WRITTEN REQUEST: Read the records below and copy each line that contains "globe".

Collected data entries
⁂
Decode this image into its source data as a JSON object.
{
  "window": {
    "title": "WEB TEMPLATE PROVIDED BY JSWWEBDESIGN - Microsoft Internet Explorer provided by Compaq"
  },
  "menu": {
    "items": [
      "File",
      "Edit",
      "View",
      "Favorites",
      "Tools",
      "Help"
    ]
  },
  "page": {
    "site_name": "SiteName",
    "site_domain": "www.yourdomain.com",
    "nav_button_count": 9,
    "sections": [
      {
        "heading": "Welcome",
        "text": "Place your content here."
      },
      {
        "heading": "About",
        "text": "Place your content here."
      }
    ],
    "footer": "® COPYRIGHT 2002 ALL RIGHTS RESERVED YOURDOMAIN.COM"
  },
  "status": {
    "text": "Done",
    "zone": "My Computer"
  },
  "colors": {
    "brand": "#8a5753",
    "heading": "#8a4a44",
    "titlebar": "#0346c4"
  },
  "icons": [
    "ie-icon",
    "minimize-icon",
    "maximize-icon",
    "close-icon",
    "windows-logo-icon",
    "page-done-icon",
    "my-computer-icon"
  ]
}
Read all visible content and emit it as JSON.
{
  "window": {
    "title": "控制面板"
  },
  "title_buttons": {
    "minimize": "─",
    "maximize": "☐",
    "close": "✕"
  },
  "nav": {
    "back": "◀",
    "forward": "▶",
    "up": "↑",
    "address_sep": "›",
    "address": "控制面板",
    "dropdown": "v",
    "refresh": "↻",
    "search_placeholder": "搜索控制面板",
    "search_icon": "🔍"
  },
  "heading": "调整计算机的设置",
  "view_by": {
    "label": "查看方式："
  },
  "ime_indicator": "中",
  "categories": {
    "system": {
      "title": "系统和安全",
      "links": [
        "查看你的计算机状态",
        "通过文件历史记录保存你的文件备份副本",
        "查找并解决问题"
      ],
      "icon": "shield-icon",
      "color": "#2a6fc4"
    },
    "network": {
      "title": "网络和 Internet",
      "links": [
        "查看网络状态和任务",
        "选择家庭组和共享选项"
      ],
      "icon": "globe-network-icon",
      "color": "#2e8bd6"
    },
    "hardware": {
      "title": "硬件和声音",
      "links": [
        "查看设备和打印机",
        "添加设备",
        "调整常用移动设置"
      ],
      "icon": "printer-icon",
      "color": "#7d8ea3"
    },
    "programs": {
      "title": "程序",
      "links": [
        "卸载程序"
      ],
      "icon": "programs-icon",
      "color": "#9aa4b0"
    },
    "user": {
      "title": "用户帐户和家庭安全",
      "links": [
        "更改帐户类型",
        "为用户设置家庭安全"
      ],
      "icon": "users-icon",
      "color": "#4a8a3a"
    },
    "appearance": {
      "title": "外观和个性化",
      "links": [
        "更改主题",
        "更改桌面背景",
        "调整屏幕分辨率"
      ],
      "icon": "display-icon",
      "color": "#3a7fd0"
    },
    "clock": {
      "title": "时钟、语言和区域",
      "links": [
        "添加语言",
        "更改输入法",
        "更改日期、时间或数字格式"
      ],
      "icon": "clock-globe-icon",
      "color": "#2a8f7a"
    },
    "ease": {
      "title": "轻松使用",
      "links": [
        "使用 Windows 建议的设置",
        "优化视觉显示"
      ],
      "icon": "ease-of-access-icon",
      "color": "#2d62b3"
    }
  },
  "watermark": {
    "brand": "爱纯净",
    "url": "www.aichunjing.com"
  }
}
⁂
RESULT OF THIS EXERCISE:
      "icon": "globe-network-icon",
      "icon": "clock-globe-icon",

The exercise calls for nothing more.